| Work instructions |
Copy each line of the records that holds the string "Issued".

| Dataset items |
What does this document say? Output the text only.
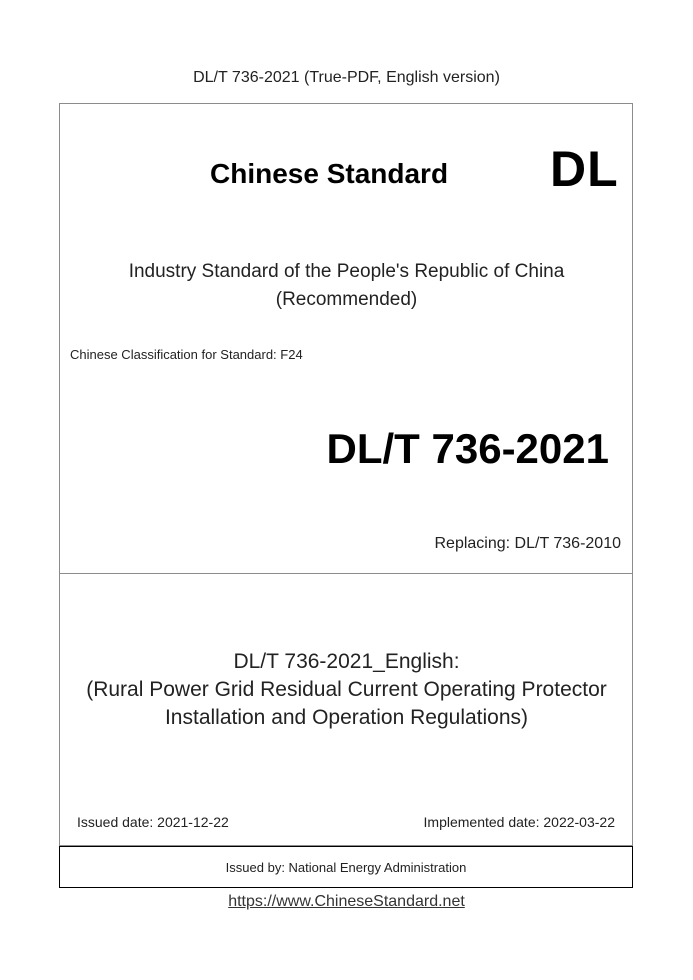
DL/T 736-2021 (True-PDF, English version)
Issued by: National Energy Administration
Chinese Standard DL
Industry Standard of the People's Republic of China
(Recommended)
Chinese Classification for Standard: F24
DL/T 736-2021
Replacing: DL/T 736-2010
DL/T 736-2021_English:
(Rural Power Grid Residual Current Operating Protector
Installation and Operation Regulations)
Issued date: 2021-12-22	Implemented date: 2022-03-22
https://www.ChineseStandard.net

| Response to this task |
Issued by: National Energy Administration
Issued date: 2021-12-22	Implemented date: 2022-03-22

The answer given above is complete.